Data entries
· · · · · · ·

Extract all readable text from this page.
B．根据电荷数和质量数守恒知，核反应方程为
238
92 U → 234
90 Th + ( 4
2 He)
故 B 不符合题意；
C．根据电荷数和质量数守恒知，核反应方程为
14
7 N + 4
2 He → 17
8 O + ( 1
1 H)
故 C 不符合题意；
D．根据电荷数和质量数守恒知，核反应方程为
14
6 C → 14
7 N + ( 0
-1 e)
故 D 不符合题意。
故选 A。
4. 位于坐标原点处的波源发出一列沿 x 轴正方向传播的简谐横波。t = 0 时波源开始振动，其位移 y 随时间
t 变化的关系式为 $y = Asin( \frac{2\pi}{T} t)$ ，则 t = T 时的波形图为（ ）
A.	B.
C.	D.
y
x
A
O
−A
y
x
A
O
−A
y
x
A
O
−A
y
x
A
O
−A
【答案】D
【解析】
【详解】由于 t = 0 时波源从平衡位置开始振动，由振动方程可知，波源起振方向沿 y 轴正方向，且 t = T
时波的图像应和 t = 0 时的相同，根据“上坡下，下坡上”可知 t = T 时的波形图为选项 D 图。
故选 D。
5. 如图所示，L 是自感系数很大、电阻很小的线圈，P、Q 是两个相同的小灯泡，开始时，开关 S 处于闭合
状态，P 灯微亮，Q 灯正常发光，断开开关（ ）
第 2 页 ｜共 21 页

· · · · · · ·

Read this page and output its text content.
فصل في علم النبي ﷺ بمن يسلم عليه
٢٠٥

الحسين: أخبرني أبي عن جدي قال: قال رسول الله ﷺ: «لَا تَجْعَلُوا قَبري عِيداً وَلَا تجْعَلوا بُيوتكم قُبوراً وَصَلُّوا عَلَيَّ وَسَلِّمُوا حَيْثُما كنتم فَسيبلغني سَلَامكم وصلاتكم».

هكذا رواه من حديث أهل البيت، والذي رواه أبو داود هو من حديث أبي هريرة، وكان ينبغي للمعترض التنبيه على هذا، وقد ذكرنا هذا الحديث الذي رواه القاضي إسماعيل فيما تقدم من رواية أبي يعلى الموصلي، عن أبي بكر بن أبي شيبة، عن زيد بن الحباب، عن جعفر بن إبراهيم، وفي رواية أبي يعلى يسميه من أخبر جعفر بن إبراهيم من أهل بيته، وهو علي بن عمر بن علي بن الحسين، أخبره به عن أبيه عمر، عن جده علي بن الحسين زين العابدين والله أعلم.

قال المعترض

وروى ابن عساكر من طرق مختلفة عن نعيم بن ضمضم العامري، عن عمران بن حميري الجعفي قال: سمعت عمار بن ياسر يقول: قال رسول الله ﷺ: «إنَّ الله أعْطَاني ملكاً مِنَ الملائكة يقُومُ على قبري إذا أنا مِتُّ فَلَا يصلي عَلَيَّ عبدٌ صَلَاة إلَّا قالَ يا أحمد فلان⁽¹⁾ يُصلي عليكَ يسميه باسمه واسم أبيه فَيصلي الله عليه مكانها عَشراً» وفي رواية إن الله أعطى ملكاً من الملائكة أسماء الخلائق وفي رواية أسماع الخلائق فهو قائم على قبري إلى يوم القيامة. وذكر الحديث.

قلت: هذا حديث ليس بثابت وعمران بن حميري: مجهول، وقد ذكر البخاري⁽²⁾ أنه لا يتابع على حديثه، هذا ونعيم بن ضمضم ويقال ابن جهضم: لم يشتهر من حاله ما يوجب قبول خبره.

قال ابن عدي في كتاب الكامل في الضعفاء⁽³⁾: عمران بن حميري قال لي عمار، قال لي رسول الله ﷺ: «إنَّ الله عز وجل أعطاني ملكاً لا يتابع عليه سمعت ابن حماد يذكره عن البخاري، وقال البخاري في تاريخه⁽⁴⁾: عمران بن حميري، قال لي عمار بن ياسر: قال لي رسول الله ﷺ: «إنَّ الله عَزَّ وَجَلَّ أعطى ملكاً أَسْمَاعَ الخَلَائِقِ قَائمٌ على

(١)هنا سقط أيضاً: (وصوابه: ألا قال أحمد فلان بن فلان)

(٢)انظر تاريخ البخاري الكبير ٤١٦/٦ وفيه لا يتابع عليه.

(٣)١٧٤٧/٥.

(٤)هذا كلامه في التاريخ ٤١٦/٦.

· · · · · · ·

Written exercise
Extract from the material all lines containing the string "page".

Complete response
Extract all readable text from this page.
Read this page and output its text content.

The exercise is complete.